WHAT TO PRODUCE ->
Give a verbatim repeat of the lines that run from the line containing "Enumerate this chart's" to the end of the data below.

PROVIDED MATERIAL ->
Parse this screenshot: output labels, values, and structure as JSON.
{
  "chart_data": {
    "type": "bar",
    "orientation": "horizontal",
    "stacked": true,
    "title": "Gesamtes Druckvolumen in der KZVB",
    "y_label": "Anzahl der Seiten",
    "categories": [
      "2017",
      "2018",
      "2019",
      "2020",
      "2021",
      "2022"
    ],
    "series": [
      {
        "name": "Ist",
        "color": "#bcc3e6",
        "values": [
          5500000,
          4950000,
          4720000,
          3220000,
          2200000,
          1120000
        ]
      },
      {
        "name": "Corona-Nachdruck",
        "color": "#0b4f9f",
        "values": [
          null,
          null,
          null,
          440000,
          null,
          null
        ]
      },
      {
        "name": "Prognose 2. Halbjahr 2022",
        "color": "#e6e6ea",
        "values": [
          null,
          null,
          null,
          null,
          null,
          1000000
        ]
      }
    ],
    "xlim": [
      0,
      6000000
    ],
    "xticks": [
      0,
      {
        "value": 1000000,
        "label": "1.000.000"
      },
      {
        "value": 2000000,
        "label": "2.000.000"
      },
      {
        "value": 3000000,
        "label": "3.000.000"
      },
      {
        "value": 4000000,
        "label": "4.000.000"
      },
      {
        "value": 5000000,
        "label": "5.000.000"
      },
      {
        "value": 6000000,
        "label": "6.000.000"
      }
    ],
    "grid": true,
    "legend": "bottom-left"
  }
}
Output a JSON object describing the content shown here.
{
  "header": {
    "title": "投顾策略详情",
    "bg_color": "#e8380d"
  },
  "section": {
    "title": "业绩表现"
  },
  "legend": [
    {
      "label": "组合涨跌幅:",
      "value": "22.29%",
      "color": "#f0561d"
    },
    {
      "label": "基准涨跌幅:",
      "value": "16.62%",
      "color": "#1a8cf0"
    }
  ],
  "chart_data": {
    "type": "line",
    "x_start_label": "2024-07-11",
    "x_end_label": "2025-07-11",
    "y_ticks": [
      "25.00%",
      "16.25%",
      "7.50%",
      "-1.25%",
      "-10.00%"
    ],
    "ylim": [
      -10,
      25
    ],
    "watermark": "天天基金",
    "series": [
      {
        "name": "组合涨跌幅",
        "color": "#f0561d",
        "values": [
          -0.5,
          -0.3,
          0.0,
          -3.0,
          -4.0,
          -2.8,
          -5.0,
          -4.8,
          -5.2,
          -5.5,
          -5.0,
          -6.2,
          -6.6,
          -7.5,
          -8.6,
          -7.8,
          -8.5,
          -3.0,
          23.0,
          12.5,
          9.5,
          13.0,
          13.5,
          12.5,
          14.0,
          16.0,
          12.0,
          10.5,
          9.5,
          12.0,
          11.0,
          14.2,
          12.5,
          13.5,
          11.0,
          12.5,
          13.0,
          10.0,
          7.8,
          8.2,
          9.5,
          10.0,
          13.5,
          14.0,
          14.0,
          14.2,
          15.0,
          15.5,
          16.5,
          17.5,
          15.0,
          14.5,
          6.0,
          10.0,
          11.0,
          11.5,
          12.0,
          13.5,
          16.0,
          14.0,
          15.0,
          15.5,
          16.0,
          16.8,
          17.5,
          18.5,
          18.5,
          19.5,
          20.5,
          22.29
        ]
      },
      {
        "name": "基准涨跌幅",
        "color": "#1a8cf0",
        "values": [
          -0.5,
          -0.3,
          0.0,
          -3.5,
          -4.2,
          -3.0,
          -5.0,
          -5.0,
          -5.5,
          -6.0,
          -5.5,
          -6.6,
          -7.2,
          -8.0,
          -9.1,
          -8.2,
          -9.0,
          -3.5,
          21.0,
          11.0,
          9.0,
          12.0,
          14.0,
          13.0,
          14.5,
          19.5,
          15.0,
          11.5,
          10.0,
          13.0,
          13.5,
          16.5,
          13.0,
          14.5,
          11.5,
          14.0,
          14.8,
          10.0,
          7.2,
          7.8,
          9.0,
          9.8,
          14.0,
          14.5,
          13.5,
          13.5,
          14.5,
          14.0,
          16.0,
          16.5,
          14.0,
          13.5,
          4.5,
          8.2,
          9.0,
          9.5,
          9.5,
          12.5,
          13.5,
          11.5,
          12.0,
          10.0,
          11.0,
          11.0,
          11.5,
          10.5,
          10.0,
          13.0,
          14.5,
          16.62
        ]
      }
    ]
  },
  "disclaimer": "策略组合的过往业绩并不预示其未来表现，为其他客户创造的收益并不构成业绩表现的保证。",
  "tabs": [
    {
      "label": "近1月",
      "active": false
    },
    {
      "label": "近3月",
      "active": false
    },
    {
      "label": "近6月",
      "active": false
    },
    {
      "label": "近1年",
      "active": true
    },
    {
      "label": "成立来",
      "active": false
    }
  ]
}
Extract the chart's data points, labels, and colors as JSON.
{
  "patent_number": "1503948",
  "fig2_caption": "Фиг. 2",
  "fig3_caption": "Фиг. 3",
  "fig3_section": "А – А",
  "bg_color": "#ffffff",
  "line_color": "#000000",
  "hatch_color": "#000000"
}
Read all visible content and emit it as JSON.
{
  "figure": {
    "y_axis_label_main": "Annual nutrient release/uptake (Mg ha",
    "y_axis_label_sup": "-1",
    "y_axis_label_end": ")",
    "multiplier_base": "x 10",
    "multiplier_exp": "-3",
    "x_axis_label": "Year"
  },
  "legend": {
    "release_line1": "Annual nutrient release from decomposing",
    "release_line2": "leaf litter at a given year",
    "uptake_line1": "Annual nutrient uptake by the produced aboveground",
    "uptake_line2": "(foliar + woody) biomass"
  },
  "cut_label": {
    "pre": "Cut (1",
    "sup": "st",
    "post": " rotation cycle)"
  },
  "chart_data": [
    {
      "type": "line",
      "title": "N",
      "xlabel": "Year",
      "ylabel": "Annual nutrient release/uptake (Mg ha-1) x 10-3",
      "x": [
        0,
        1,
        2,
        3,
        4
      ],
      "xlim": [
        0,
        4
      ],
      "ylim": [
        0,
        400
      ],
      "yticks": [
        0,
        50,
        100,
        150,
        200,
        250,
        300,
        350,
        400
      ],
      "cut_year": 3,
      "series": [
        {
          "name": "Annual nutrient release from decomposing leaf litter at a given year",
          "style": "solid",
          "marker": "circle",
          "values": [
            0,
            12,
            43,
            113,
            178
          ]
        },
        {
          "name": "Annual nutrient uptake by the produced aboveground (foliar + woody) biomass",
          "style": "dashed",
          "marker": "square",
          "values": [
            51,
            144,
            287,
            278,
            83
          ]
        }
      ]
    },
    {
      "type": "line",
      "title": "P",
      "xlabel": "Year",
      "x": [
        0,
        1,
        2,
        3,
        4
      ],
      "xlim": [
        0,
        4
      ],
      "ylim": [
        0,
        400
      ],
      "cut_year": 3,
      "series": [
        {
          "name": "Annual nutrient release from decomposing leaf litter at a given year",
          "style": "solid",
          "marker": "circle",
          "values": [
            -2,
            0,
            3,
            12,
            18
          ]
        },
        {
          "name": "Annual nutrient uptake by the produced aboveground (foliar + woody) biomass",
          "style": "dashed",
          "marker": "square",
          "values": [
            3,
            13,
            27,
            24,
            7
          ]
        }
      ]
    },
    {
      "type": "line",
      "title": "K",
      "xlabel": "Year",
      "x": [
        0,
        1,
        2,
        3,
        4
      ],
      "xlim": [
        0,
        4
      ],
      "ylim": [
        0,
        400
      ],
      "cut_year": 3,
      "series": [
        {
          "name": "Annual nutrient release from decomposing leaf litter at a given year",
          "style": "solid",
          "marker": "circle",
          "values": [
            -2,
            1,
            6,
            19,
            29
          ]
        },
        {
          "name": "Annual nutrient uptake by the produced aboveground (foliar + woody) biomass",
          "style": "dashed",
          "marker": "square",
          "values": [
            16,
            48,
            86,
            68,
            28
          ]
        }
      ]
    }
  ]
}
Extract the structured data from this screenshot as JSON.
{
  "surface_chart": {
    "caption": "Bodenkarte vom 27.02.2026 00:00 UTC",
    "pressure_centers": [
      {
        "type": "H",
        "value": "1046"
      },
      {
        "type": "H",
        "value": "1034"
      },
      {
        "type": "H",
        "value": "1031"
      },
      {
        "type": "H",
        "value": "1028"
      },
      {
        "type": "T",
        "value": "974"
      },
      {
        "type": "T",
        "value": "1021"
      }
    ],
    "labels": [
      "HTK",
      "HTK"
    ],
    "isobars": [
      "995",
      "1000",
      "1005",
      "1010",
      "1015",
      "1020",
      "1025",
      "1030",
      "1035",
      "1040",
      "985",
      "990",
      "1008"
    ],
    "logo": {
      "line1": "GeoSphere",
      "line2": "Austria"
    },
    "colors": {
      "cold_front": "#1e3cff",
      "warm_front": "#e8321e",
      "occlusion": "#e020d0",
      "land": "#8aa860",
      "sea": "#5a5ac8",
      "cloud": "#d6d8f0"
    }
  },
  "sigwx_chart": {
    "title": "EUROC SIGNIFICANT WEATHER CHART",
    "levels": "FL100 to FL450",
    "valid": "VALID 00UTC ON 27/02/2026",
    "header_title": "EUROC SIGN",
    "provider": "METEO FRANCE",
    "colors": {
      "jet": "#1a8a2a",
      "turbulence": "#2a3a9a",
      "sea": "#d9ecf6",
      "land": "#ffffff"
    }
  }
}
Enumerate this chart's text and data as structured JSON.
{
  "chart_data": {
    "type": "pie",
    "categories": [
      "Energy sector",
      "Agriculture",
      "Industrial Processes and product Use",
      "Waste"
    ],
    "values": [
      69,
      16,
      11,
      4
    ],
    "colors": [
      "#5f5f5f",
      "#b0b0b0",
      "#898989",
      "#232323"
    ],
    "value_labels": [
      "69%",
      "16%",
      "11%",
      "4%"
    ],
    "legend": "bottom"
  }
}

SOLUTION ->
Enumerate this chart's text and data as structured JSON.
{
  "chart_data": {
    "type": "pie",
    "categories": [
      "Energy sector",
      "Agriculture",
      "Industrial Processes and product Use",
      "Waste"
    ],
    "values": [
      69,
      16,
      11,
      4
    ],
    "colors": [
      "#5f5f5f",
      "#b0b0b0",
      "#898989",
      "#232323"
    ],
    "value_labels": [
      "69%",
      "16%",
      "11%",
      "4%"
    ],
    "legend": "bottom"
  }
}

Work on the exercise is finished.